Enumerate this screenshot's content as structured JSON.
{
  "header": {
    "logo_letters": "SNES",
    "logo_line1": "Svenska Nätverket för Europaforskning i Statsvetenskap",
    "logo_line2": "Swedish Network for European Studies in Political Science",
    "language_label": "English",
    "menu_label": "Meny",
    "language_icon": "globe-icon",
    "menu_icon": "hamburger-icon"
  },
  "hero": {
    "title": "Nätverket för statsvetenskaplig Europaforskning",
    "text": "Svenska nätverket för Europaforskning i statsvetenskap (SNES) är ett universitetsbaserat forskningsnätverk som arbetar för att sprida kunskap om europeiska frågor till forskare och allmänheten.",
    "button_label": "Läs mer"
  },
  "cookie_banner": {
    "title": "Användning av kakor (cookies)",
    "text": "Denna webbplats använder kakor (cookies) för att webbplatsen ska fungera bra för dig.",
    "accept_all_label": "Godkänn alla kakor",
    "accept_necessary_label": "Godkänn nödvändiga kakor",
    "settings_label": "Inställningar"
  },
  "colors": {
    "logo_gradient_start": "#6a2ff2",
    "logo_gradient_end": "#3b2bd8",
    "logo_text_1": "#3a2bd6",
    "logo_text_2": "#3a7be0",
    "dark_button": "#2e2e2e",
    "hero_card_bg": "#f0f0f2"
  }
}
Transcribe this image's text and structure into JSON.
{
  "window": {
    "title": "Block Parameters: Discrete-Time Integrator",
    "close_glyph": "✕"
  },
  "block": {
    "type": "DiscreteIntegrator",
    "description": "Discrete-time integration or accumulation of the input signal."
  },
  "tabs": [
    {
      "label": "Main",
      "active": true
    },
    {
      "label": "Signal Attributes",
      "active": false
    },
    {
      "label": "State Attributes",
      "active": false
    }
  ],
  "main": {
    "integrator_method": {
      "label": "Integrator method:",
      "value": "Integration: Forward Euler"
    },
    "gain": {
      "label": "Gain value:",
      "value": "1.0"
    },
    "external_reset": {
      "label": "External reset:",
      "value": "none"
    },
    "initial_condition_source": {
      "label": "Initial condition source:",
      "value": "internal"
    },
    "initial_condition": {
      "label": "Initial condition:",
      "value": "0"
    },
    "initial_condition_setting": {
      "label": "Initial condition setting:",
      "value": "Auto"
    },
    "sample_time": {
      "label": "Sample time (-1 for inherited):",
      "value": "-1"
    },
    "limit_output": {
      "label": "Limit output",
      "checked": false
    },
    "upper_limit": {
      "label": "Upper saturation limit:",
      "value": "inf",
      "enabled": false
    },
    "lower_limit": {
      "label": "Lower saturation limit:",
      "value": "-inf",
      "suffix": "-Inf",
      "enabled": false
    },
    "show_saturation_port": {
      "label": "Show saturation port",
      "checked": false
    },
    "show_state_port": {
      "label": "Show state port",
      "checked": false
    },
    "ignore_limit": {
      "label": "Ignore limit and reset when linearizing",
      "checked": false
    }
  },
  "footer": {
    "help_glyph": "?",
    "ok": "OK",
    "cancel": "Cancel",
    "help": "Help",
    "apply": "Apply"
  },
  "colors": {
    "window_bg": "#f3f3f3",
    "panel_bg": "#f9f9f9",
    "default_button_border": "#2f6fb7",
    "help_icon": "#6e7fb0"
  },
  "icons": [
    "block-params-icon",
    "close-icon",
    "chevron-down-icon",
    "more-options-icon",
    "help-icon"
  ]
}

▬▬▬▬▬▬

# Exercise objective
Repeat the material above in full, quoting it exactly.

# Full output
Enumerate this screenshot's content as structured JSON.
{
  "header": {
    "logo_letters": "SNES",
    "logo_line1": "Svenska Nätverket för Europaforskning i Statsvetenskap",
    "logo_line2": "Swedish Network for European Studies in Political Science",
    "language_label": "English",
    "menu_label": "Meny",
    "language_icon": "globe-icon",
    "menu_icon": "hamburger-icon"
  },
  "hero": {
    "title": "Nätverket för statsvetenskaplig Europaforskning",
    "text": "Svenska nätverket för Europaforskning i statsvetenskap (SNES) är ett universitetsbaserat forskningsnätverk som arbetar för att sprida kunskap om europeiska frågor till forskare och allmänheten.",
    "button_label": "Läs mer"
  },
  "cookie_banner": {
    "title": "Användning av kakor (cookies)",
    "text": "Denna webbplats använder kakor (cookies) för att webbplatsen ska fungera bra för dig.",
    "accept_all_label": "Godkänn alla kakor",
    "accept_necessary_label": "Godkänn nödvändiga kakor",
    "settings_label": "Inställningar"
  },
  "colors": {
    "logo_gradient_start": "#6a2ff2",
    "logo_gradient_end": "#3b2bd8",
    "logo_text_1": "#3a2bd6",
    "logo_text_2": "#3a7be0",
    "dark_button": "#2e2e2e",
    "hero_card_bg": "#f0f0f2"
  }
}
Transcribe this image's text and structure into JSON.
{
  "window": {
    "title": "Block Parameters: Discrete-Time Integrator",
    "close_glyph": "✕"
  },
  "block": {
    "type": "DiscreteIntegrator",
    "description": "Discrete-time integration or accumulation of the input signal."
  },
  "tabs": [
    {
      "label": "Main",
      "active": true
    },
    {
      "label": "Signal Attributes",
      "active": false
    },
    {
      "label": "State Attributes",
      "active": false
    }
  ],
  "main": {
    "integrator_method": {
      "label": "Integrator method:",
      "value": "Integration: Forward Euler"
    },
    "gain": {
      "label": "Gain value:",
      "value": "1.0"
    },
    "external_reset": {
      "label": "External reset:",
      "value": "none"
    },
    "initial_condition_source": {
      "label": "Initial condition source:",
      "value": "internal"
    },
    "initial_condition": {
      "label": "Initial condition:",
      "value": "0"
    },
    "initial_condition_setting": {
      "label": "Initial condition setting:",
      "value": "Auto"
    },
    "sample_time": {
      "label": "Sample time (-1 for inherited):",
      "value": "-1"
    },
    "limit_output": {
      "label": "Limit output",
      "checked": false
    },
    "upper_limit": {
      "label": "Upper saturation limit:",
      "value": "inf",
      "enabled": false
    },
    "lower_limit": {
      "label": "Lower saturation limit:",
      "value": "-inf",
      "suffix": "-Inf",
      "enabled": false
    },
    "show_saturation_port": {
      "label": "Show saturation port",
      "checked": false
    },
    "show_state_port": {
      "label": "Show state port",
      "checked": false
    },
    "ignore_limit": {
      "label": "Ignore limit and reset when linearizing",
      "checked": false
    }
  },
  "footer": {
    "help_glyph": "?",
    "ok": "OK",
    "cancel": "Cancel",
    "help": "Help",
    "apply": "Apply"
  },
  "colors": {
    "window_bg": "#f3f3f3",
    "panel_bg": "#f9f9f9",
    "default_button_border": "#2f6fb7",
    "help_icon": "#6e7fb0"
  },
  "icons": [
    "block-params-icon",
    "close-icon",
    "chevron-down-icon",
    "more-options-icon",
    "help-icon"
  ]
}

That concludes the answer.